**Task instructions:**
Work through the records below and tally every line containing "true". Reply with the total alone.

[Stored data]
+--

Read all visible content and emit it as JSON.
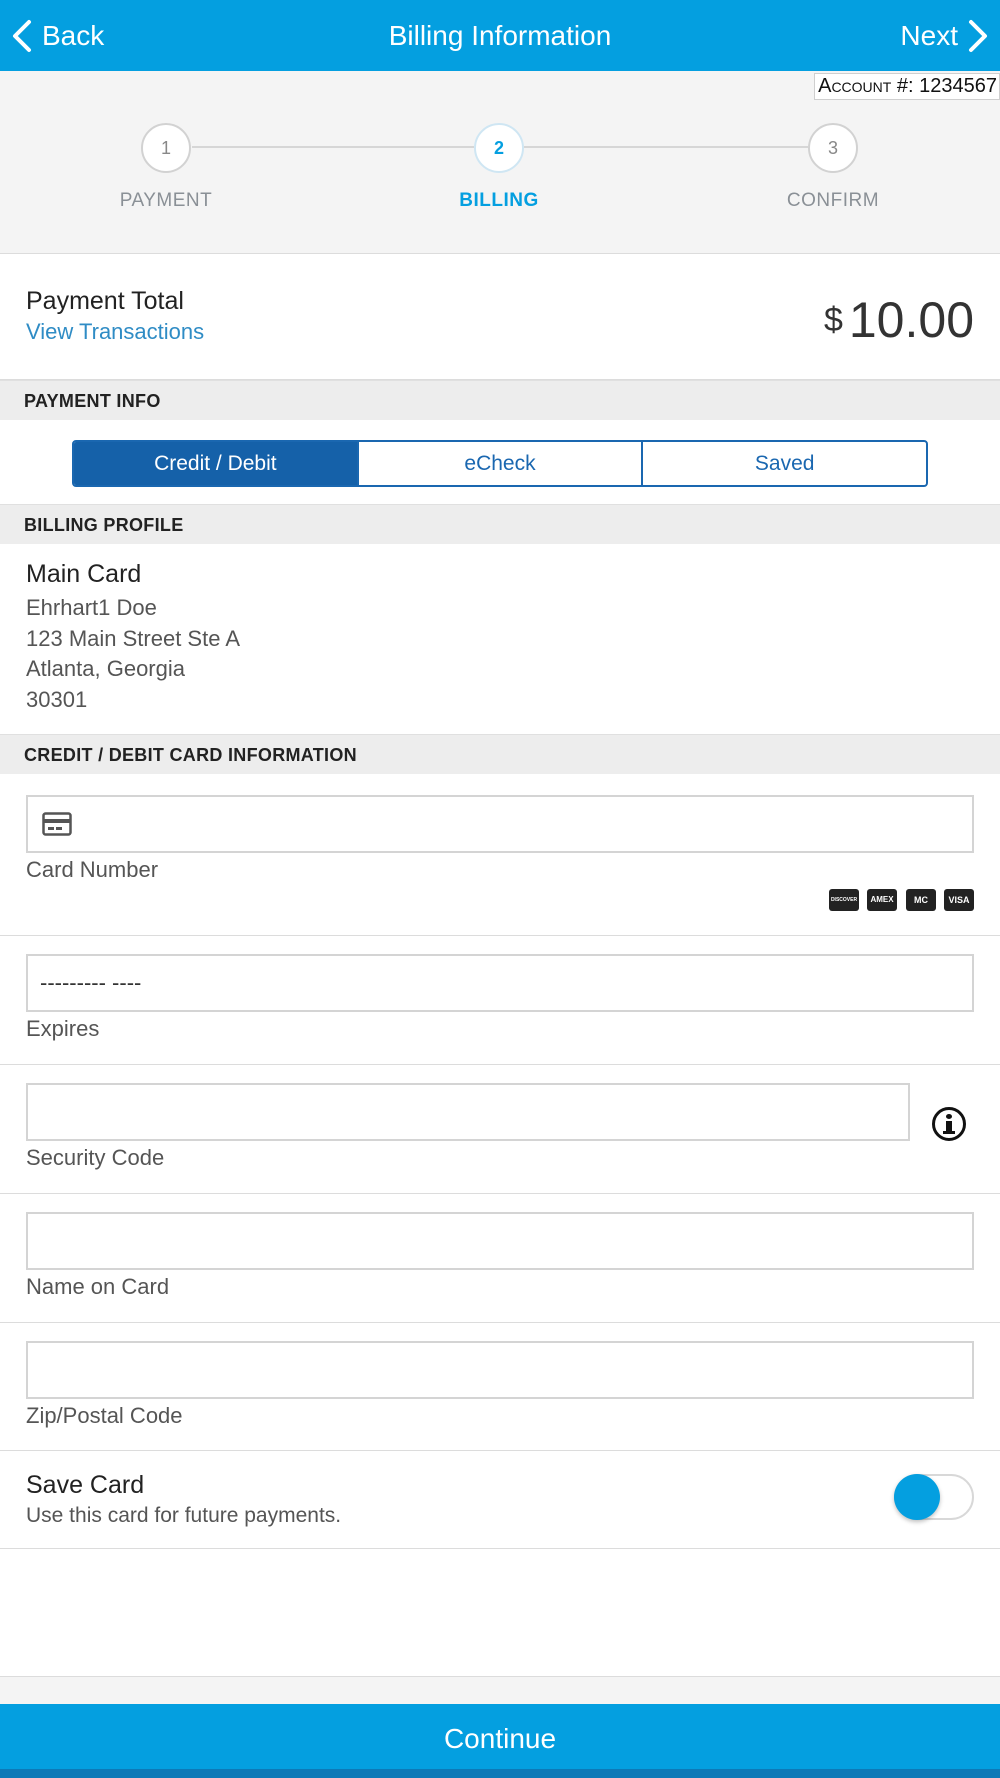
{
  "header": {
    "back_label": "Back",
    "title": "Billing Information",
    "next_label": "Next",
    "bg_color": "#049fe0"
  },
  "account": {
    "text": "Account #: 1234567"
  },
  "stepper": {
    "steps": [
      {
        "number": "1",
        "label": "PAYMENT",
        "active": false
      },
      {
        "number": "2",
        "label": "BILLING",
        "active": true
      },
      {
        "number": "3",
        "label": "CONFIRM",
        "active": false
      }
    ]
  },
  "payment_total": {
    "label": "Payment Total",
    "link": "View Transactions",
    "currency": "$",
    "amount": "10.00"
  },
  "sections": {
    "payment_info": "PAYMENT INFO",
    "billing_profile": "BILLING PROFILE",
    "card_info": "CREDIT / DEBIT CARD INFORMATION"
  },
  "payment_type": {
    "options": [
      "Credit / Debit",
      "eCheck",
      "Saved"
    ],
    "selected": "Credit / Debit"
  },
  "billing_profile": {
    "name": "Main Card",
    "lines": [
      "Ehrhart1 Doe",
      "123 Main Street Ste A",
      "Atlanta, Georgia",
      "30301"
    ]
  },
  "card_form": {
    "card_number_label": "Card Number",
    "card_number_value": "",
    "brands": [
      "DISCOVER",
      "AMEX",
      "MC",
      "VISA"
    ],
    "expires_label": "Expires",
    "expires_value": "--------- ----",
    "security_label": "Security Code",
    "security_value": "",
    "name_label": "Name on Card",
    "name_value": "",
    "zip_label": "Zip/Postal Code",
    "zip_value": ""
  },
  "save_card": {
    "title": "Save Card",
    "subtitle": "Use this card for future payments.",
    "enabled": true
  },
  "footer": {
    "continue_label": "Continue"
  }
}
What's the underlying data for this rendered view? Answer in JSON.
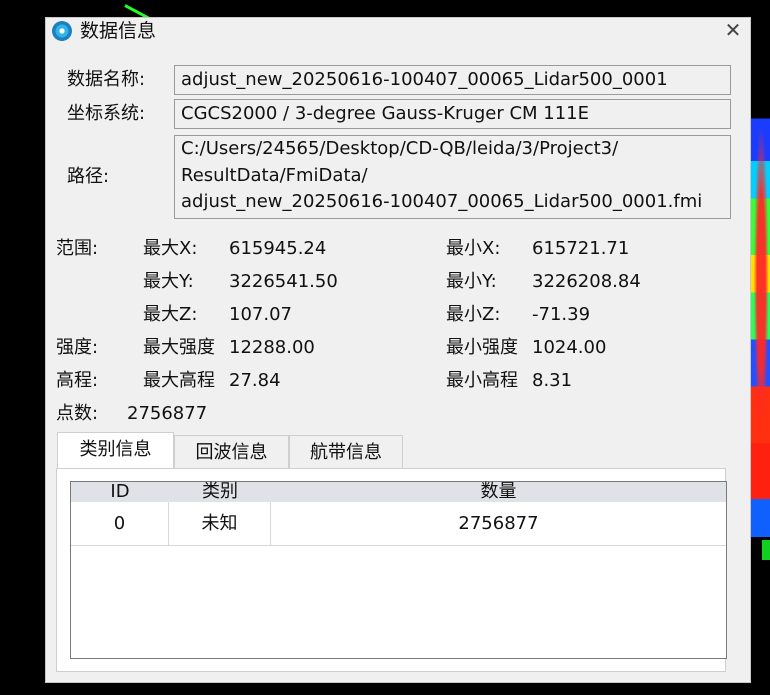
{
  "dialog": {
    "title": "数据信息",
    "close_glyph": "✕",
    "icon": "app-logo-icon"
  },
  "fields": {
    "name_label": "数据名称:",
    "name_value": "adjust_new_20250616-100407_00065_Lidar500_0001",
    "crs_label": "坐标系统:",
    "crs_value": "CGCS2000 / 3-degree Gauss-Kruger CM 111E",
    "path_label": "路径:",
    "path_lines": [
      "C:/Users/24565/Desktop/CD-QB/leida/3/Project3/",
      "ResultData/FmiData/",
      "adjust_new_20250616-100407_00065_Lidar500_0001.fmi"
    ]
  },
  "stats": {
    "range_label": "范围:",
    "max_x_label": "最大X:",
    "max_x": "615945.24",
    "min_x_label": "最小X:",
    "min_x": "615721.71",
    "max_y_label": "最大Y:",
    "max_y": "3226541.50",
    "min_y_label": "最小Y:",
    "min_y": "3226208.84",
    "max_z_label": "最大Z:",
    "max_z": "107.07",
    "min_z_label": "最小Z:",
    "min_z": "-71.39",
    "intensity_label": "强度:",
    "max_intensity_label": "最大强度",
    "max_intensity": "12288.00",
    "min_intensity_label": "最小强度",
    "min_intensity": "1024.00",
    "elevation_label": "高程:",
    "max_elev_label": "最大高程",
    "max_elev": "27.84",
    "min_elev_label": "最小高程",
    "min_elev": "8.31",
    "points_label": "点数:",
    "points": "2756877"
  },
  "tabs": [
    {
      "label": "类别信息",
      "active": true
    },
    {
      "label": "回波信息",
      "active": false
    },
    {
      "label": "航带信息",
      "active": false
    }
  ],
  "table": {
    "columns": [
      "ID",
      "类别",
      "数量"
    ],
    "rows": [
      {
        "id": "0",
        "category": "未知",
        "count": "2756877"
      }
    ]
  }
}
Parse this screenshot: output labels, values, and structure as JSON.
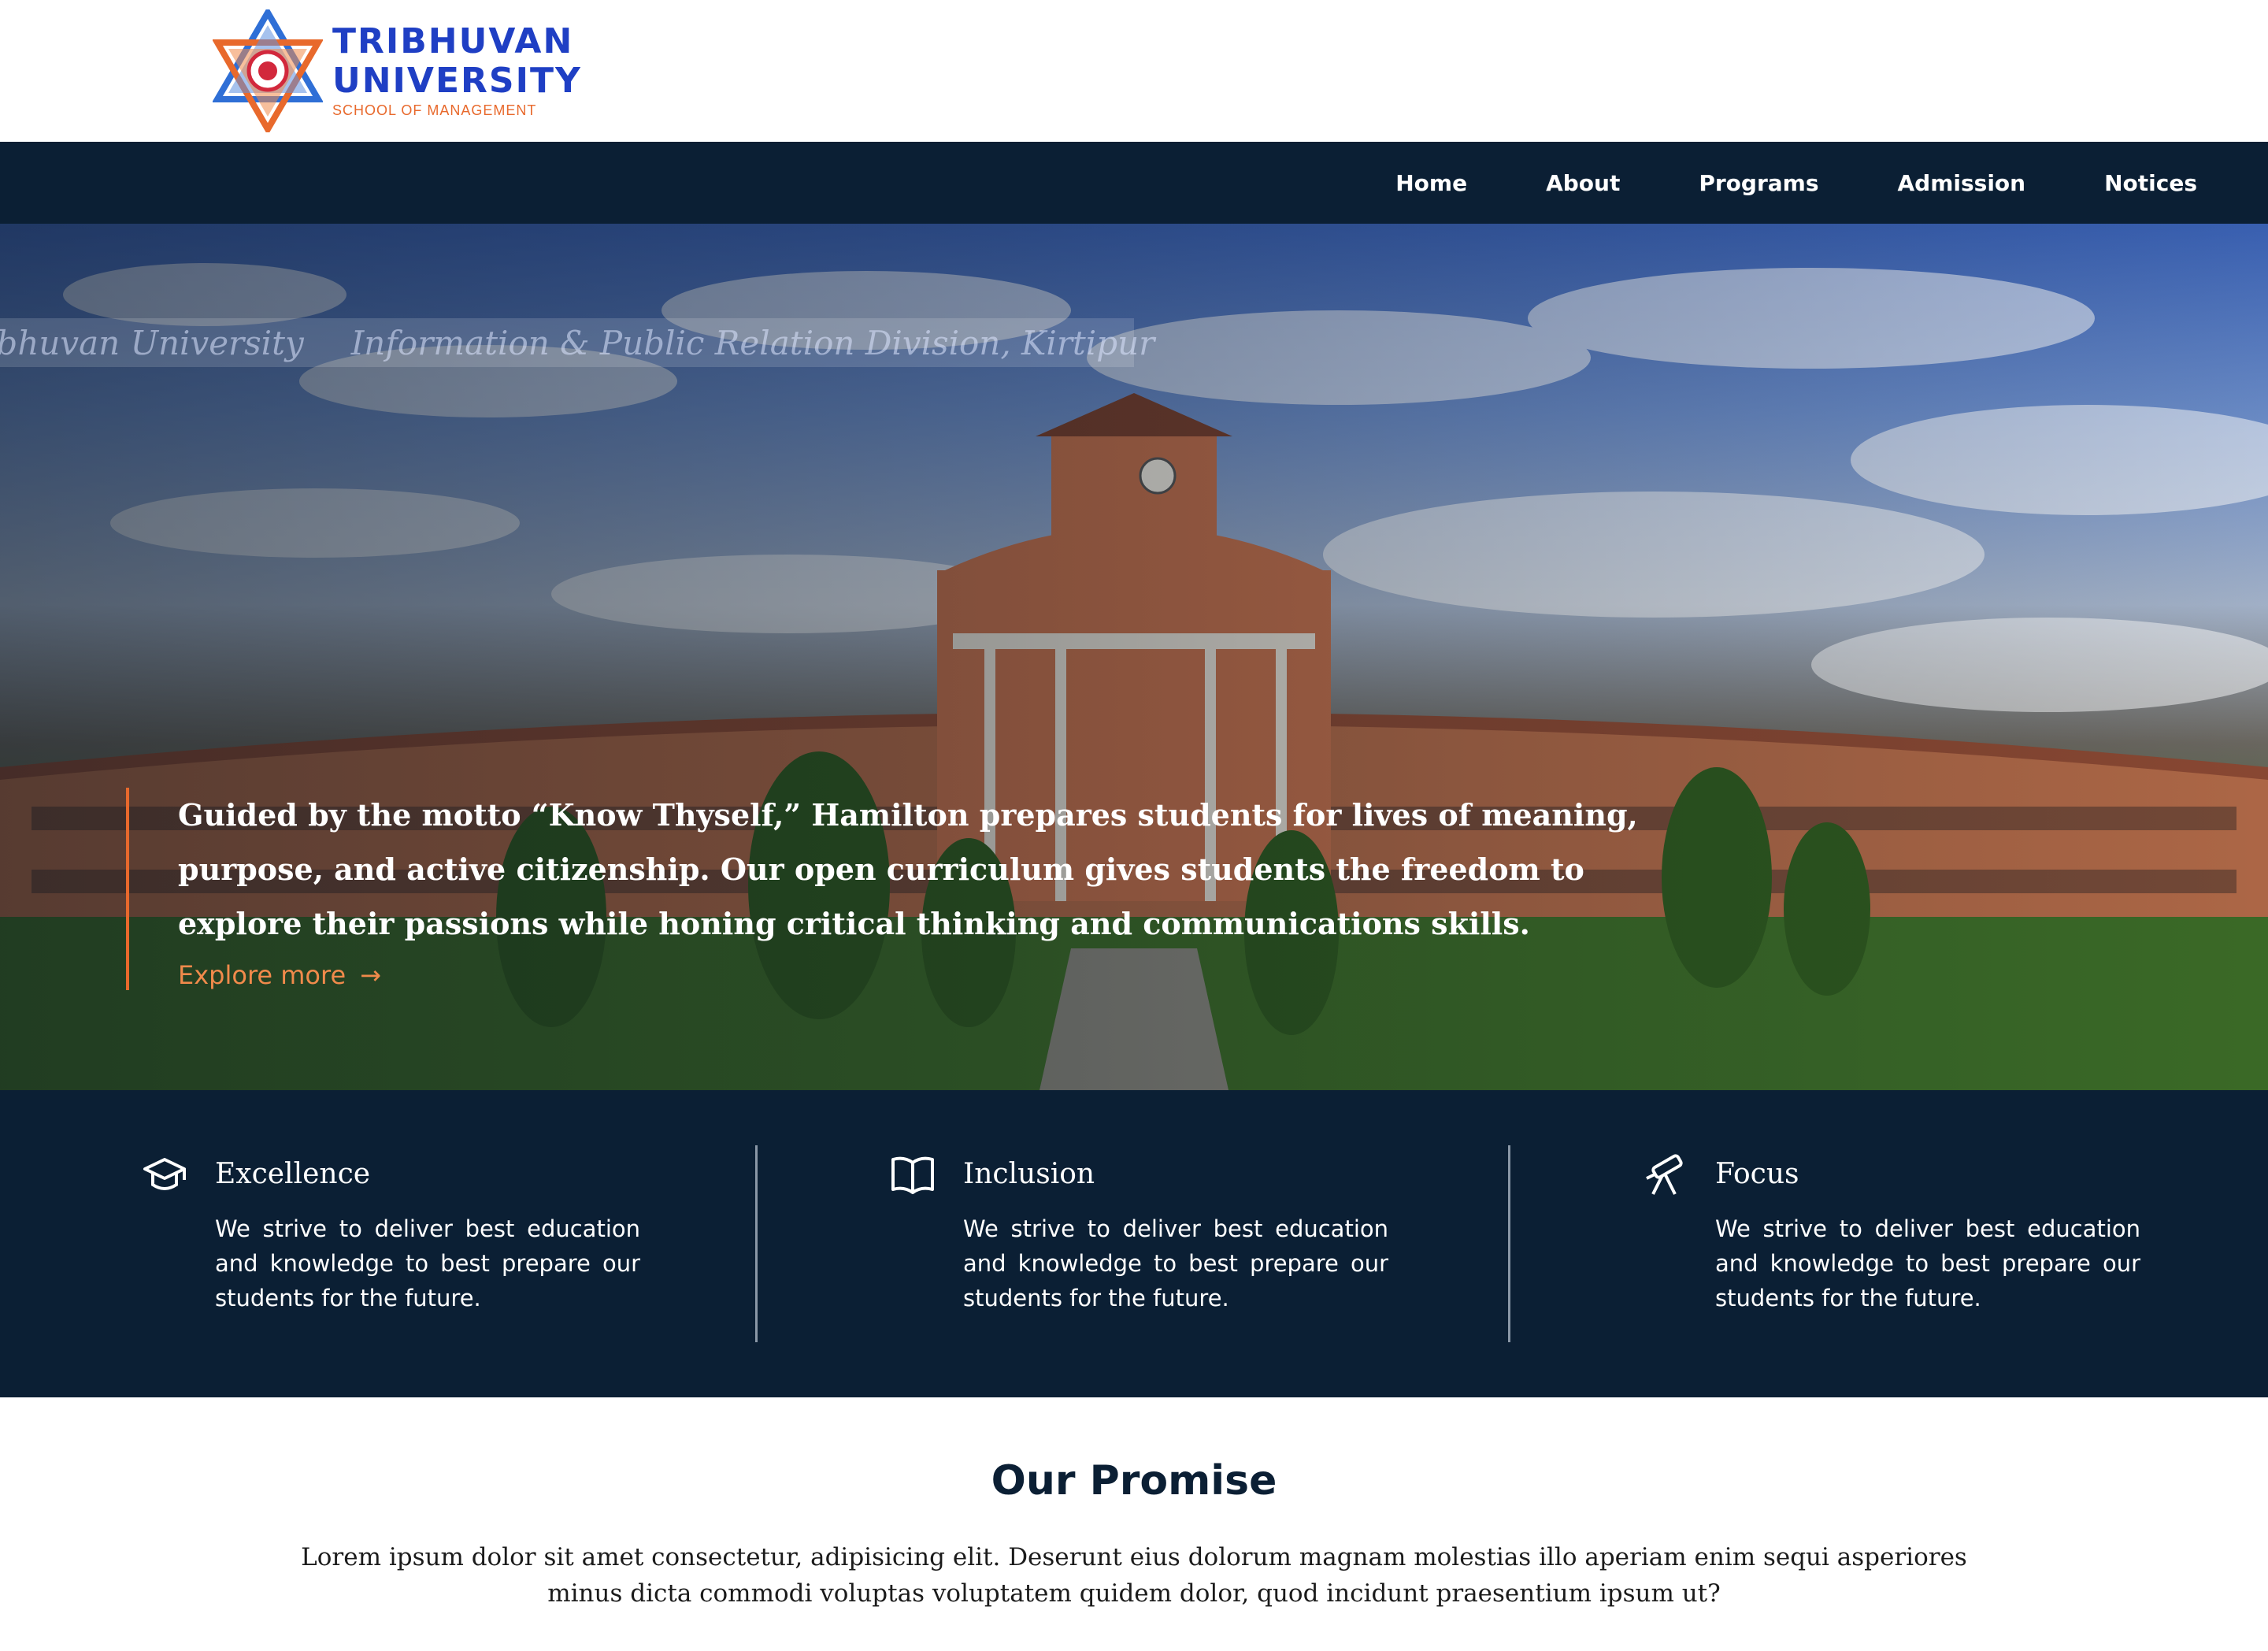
{
  "header": {
    "logo": {
      "line1": "TRIBHUVAN",
      "line2": "UNIVERSITY",
      "line3": "SCHOOL OF MANAGEMENT"
    }
  },
  "nav": {
    "items": [
      {
        "label": "Home"
      },
      {
        "label": "About"
      },
      {
        "label": "Programs"
      },
      {
        "label": "Admission"
      },
      {
        "label": "Notices"
      }
    ]
  },
  "hero": {
    "watermark_left": "ibhuvan University",
    "watermark_right": "Information & Public Relation Division, Kirtipur",
    "text": "Guided by the motto “Know Thyself,” Hamilton prepares students for lives of meaning, purpose, and active citizenship. Our open curriculum gives students the freedom to explore their passions while honing critical thinking and communications skills.",
    "link_label": "Explore more",
    "link_icon": "arrow-right-icon"
  },
  "values": [
    {
      "icon": "graduation-cap-icon",
      "title": "Excellence",
      "description": "We strive to deliver best education and knowledge to best prepare our students for the future."
    },
    {
      "icon": "open-book-icon",
      "title": "Inclusion",
      "description": "We strive to deliver best education and knowledge to best prepare our students for the future."
    },
    {
      "icon": "telescope-icon",
      "title": "Focus",
      "description": "We strive to deliver best education and knowledge to best prepare our students for the future."
    }
  ],
  "promise": {
    "title": "Our Promise",
    "text": "Lorem ipsum dolor sit amet consectetur, adipisicing elit. Deserunt eius dolorum magnam molestias illo aperiam enim sequi asperiores minus dicta commodi voluptas voluptatem quidem dolor, quod incidunt praesentium ipsum ut?"
  },
  "colors": {
    "navy": "#0b1f34",
    "accent": "#e8692c",
    "brand_blue": "#1f3fc4"
  }
}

+--

**Result for this task:**
3